— begin Source records —

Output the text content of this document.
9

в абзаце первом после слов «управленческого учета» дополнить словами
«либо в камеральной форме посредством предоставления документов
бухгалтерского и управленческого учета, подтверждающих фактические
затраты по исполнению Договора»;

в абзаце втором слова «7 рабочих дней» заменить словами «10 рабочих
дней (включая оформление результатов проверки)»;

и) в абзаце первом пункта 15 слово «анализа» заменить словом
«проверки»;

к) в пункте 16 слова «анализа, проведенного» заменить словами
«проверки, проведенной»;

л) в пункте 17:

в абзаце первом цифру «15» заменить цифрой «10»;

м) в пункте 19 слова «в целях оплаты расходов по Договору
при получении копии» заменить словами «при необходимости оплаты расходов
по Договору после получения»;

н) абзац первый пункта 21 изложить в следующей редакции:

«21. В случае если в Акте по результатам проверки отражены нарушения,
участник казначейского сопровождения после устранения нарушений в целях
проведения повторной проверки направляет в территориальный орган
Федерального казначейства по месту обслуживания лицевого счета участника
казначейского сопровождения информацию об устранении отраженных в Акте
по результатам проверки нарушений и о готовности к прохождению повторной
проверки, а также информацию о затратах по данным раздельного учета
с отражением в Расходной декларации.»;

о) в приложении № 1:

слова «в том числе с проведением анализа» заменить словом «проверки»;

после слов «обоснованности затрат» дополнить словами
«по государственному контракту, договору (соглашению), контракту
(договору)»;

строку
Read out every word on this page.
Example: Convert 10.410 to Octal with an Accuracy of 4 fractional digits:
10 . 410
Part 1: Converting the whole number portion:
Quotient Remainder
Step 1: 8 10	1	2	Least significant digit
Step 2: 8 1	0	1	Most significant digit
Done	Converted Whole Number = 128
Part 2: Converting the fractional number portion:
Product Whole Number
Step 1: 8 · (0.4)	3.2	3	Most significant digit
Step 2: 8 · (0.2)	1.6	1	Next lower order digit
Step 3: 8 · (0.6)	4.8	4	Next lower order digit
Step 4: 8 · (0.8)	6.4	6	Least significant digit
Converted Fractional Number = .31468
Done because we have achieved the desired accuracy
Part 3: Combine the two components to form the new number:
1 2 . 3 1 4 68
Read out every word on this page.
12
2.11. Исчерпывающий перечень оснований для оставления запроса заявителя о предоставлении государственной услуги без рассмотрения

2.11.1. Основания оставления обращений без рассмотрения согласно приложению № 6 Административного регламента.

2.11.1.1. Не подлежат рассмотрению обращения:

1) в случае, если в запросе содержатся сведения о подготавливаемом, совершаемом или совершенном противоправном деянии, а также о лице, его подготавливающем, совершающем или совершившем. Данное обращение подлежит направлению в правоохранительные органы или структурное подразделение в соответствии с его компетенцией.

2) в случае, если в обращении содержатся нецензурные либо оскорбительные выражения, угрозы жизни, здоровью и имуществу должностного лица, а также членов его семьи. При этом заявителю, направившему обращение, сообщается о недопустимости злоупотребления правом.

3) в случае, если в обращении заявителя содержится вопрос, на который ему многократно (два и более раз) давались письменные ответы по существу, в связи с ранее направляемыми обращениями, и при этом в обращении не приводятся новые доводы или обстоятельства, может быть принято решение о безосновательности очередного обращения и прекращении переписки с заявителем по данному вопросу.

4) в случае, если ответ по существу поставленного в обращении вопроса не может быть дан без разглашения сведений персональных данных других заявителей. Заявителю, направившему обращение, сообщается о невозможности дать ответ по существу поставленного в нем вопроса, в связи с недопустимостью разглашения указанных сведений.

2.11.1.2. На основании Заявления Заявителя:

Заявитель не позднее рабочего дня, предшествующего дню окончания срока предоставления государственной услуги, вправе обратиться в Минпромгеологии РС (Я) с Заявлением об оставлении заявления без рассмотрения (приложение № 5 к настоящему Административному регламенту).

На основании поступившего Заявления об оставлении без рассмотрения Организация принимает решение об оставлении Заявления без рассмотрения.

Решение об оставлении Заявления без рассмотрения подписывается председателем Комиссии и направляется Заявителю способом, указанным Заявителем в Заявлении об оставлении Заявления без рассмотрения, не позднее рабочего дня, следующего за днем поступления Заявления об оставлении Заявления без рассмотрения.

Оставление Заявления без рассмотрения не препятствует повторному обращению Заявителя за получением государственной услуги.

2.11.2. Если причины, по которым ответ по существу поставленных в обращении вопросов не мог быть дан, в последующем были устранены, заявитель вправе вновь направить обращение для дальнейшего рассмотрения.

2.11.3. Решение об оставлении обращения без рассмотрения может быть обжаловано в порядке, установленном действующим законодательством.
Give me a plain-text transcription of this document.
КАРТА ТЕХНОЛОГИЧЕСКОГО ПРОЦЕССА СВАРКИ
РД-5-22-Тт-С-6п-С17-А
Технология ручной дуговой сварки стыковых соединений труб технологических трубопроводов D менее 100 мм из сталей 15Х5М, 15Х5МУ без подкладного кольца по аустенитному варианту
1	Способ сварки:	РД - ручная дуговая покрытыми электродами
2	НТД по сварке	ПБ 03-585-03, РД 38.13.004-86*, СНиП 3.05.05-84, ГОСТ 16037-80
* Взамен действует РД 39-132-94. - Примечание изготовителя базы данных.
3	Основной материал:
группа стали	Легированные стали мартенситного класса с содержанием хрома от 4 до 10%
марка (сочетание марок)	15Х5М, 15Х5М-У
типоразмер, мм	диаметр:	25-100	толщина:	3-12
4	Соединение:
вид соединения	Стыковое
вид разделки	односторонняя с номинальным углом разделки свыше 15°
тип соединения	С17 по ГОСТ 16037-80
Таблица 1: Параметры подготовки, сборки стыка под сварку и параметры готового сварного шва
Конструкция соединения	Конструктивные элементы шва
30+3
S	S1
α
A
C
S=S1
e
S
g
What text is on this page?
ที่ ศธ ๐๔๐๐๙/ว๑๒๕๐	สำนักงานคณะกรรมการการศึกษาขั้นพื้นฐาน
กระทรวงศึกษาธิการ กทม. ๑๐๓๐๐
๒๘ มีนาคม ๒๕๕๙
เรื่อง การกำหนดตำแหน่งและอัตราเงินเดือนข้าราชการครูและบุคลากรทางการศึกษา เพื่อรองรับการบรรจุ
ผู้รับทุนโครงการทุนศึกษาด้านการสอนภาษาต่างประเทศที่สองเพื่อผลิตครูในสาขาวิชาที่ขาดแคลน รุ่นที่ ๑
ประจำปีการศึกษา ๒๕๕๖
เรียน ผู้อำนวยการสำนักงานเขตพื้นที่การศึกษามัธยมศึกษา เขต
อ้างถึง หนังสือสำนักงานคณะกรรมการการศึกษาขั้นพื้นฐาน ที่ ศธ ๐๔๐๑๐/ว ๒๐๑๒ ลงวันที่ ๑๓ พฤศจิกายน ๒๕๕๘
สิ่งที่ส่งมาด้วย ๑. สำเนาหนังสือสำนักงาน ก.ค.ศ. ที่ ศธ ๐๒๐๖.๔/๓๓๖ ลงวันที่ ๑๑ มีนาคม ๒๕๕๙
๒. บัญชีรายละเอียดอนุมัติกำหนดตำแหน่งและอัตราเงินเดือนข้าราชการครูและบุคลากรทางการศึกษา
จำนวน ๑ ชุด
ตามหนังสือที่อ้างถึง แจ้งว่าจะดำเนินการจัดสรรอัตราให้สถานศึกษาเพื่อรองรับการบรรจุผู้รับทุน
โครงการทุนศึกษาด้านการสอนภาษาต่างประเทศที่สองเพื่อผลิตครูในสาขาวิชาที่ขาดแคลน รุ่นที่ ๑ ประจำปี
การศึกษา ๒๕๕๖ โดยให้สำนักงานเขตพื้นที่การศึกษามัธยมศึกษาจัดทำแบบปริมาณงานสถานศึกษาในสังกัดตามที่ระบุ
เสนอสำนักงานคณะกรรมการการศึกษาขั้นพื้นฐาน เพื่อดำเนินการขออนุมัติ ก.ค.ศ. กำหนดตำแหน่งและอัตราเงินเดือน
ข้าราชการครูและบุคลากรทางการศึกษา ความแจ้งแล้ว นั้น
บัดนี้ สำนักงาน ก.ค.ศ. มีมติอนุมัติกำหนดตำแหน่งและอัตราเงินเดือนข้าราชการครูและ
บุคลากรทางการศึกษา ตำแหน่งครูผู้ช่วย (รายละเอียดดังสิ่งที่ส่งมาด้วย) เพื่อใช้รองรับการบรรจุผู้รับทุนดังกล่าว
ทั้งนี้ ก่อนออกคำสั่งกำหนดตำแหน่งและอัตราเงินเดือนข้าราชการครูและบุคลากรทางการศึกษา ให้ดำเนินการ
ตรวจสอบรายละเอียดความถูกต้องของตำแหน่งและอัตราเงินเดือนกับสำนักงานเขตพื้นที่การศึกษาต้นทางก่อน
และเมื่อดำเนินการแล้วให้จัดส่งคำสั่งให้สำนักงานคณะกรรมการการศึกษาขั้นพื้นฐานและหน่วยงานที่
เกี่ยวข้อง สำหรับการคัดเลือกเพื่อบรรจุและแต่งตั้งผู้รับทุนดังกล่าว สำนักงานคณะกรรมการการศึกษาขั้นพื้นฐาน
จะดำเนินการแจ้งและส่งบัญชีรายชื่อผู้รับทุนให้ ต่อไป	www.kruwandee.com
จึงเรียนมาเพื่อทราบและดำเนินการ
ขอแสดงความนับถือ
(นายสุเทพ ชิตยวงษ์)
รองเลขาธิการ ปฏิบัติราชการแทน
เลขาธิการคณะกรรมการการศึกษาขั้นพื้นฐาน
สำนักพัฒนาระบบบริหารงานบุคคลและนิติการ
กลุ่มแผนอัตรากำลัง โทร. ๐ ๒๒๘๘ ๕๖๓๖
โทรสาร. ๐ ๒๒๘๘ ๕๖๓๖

— end Source records —

• **Directions for this task**
Copy each line from the data above that includes "Акте".

• **Correct result**
«21. В случае если в Акте по результатам проверки отражены нарушения,
казначейского сопровождения информацию об устранении отраженных в Акте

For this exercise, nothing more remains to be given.